▶ **TO DO**
Please write out the part of the Manhattan business districts post that opens with the words containing "A Lineage of" and closes with "and Central Park.".

▶ **EXTRACT**
◆ ◆ ◆ ◆ ◆

3. How Business Overran the “City”

A map of the city with some markers on it

The first posts looked at the three overlapping, uptown-moving waves of development that passed between City Hall and Central Park: live, play and work; and how the second wave of shops and theaters (play) are today’s incarnated “city” of Herald and Times Squares, Lincoln Center and Fifth Avenue shopping. Then we looked at how these four component “city” parts came from Madison Square following the Gilded Age.

This post looks at how a third wave of commercial business districts overran the “city;” how work ran over play.  

Similar to how retail shopping and theater districts sorted into upper and middle class location-markets, commercial business space resolves into blue and white collar districts. Buildings for manufacturing and production, and those for white collar operations, arrived separately to Madison Square and left in different directions. 

A map of the city with some markers on it

Arrows show the movement of blue and white collar business districts through Manhattan, toward Penn Station and Grand Central respectively.  

A Lineage of Blue Collar Work

A near unbroken chain of long defunct blue collar business districts in steel frame and cast iron stretches from the Garment District down to SoHo on the west side. Intermixed among them are artifacts of earlier residential communities everywhere, buildings from the first and third waves of development make up most of what’s between City Hall and Central Park.

Development (or redevelopment) of the second wave of commercial culture (aka play, or the “city” of shops and theaters) was primarily along major thoroughfares like Broadway, Fifth and Sixth Avenues, and major select side streets like Chambers, Grand, 14th and 23rd Streets.

The wave-like development left behind architectural pairings of residential homes and commercial business buildings, usually separated by about 20-30 years, with both building types growing larger as one goes uptown. In SoHo: Federal and Greek Revival homes with cast iron buildings; Madison Square: brownstones with steel frame loft buildings; Midtown: larger brownstones and Beaux Arts mansions with skyscrapers. The Garment District was built over the old Tenderloin redlight district that abutted black and Jewish communities, and were neighborhoods of small homes and sublets.

A map of the city with different colored markers.

These first posts look at development between City Hall and Central Park, but blue collar business districts go down the west side as far as Tribeca. If one considers the garment production that came out of the tenements of the Lower East Side, manufacturing, wholesaling, warehousing, and production came from every part of downtown Manhattan. Blue collar business districts passed through Madison Square, ending with the Garment District, just below Times Square.

◆ ◆ ◆ ◆ ◆

▶ **RAW DATA**
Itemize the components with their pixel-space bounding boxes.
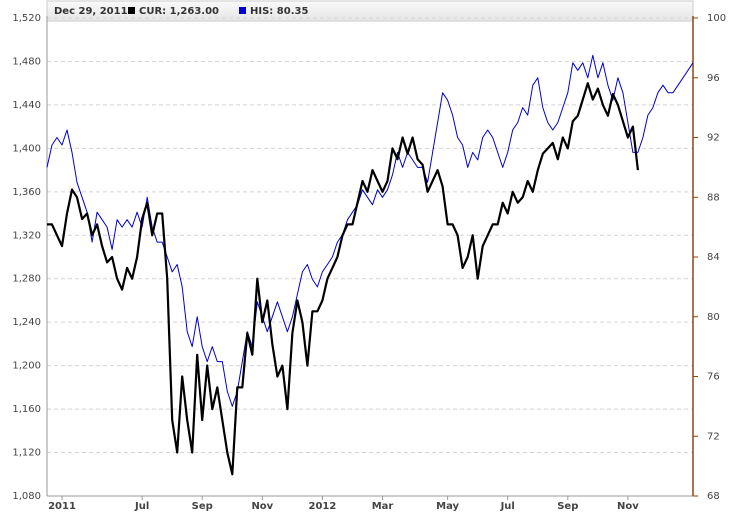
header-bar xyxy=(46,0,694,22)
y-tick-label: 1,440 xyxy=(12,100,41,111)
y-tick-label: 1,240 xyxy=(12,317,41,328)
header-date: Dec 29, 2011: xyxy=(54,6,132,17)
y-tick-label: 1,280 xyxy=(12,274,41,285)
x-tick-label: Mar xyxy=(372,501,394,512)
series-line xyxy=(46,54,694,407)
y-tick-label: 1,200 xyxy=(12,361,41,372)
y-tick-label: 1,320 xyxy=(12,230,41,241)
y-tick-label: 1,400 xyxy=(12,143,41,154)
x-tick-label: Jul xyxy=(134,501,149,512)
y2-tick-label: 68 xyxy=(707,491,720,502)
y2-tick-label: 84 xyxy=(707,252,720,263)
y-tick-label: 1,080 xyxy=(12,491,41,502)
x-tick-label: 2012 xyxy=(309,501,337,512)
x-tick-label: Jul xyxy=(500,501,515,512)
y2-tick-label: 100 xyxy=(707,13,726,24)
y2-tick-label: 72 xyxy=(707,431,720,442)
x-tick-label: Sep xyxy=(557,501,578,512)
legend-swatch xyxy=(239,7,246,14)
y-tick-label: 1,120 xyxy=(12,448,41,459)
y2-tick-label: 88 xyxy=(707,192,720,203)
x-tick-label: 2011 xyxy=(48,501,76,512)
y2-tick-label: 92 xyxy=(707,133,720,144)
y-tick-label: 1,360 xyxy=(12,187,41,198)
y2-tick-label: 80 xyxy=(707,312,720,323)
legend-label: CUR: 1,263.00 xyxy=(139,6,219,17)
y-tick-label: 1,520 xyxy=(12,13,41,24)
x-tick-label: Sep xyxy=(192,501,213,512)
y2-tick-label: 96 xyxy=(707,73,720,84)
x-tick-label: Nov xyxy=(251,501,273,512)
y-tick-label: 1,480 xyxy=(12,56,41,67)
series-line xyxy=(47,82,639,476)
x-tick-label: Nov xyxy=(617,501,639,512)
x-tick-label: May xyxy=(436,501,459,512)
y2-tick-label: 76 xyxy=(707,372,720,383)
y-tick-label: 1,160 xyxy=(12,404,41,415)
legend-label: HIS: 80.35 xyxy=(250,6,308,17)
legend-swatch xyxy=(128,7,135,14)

◆ ◆ ◆ ◆ ◆

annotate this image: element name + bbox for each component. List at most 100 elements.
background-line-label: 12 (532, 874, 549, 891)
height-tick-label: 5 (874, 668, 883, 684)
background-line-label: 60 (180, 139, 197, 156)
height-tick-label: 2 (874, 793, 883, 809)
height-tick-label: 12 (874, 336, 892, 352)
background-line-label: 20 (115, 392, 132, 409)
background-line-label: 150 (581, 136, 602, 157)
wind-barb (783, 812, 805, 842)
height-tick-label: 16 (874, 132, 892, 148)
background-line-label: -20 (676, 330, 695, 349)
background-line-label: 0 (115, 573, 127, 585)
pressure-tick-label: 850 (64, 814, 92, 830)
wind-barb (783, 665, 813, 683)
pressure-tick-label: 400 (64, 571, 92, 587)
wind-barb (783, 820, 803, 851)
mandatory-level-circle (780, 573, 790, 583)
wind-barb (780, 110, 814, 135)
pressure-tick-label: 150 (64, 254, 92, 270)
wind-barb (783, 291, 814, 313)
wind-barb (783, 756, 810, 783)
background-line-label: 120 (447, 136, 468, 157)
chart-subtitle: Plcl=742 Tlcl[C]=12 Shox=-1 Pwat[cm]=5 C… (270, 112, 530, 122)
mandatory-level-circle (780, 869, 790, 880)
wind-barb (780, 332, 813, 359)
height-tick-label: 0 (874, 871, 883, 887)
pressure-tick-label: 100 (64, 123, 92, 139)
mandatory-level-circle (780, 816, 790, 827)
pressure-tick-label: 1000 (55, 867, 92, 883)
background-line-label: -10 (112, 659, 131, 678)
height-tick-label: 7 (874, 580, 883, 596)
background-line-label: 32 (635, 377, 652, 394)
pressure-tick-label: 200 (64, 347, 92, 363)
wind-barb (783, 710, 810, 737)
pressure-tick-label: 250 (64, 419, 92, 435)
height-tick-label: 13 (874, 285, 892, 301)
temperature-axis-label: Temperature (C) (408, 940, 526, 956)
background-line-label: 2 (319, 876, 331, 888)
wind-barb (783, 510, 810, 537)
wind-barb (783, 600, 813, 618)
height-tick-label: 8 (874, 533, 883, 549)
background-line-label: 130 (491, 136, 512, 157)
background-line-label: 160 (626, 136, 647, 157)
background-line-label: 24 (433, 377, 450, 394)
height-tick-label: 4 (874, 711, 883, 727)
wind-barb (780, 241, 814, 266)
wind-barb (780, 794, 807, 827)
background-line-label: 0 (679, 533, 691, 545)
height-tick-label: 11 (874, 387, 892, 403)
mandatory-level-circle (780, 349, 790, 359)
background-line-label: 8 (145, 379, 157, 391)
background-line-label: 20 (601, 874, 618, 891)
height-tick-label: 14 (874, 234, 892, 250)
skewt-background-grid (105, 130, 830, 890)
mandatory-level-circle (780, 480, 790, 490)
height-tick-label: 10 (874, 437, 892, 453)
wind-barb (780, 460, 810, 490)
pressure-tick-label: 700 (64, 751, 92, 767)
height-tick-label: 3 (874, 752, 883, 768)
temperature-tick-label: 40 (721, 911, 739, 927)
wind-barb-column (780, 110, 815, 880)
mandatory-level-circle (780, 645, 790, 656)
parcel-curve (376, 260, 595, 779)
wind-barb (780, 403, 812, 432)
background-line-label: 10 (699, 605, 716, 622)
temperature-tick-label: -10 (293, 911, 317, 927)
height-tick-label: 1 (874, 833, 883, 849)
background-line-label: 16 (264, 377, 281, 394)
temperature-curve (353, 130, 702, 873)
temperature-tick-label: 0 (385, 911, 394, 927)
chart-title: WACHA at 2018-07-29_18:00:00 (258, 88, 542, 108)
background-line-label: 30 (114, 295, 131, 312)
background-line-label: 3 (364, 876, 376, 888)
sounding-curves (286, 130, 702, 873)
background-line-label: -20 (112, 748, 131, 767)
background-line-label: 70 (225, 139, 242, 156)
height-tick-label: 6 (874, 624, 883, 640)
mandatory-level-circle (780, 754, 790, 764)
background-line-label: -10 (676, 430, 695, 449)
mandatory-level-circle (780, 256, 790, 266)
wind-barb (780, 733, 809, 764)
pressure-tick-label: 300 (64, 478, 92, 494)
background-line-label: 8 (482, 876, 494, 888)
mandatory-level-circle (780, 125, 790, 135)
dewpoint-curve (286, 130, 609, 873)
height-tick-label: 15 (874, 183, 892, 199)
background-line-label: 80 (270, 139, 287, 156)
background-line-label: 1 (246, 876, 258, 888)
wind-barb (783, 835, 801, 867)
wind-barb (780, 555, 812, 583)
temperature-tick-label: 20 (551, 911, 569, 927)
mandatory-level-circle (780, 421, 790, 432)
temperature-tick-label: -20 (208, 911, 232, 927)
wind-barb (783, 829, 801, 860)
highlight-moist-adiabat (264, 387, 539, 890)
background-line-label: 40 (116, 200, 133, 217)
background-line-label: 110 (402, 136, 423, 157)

◆ ◆ ◆ ◆ ◆

▶ **TASK RESULT**
A Lineage of Blue Collar Work

A near unbroken chain of long defunct blue collar business districts in steel frame and cast iron stretches from the Garment District down to SoHo on the west side. Intermixed among them are artifacts of earlier residential communities everywhere, buildings from the first and third waves of development make up most of what’s between City Hall and Central Park.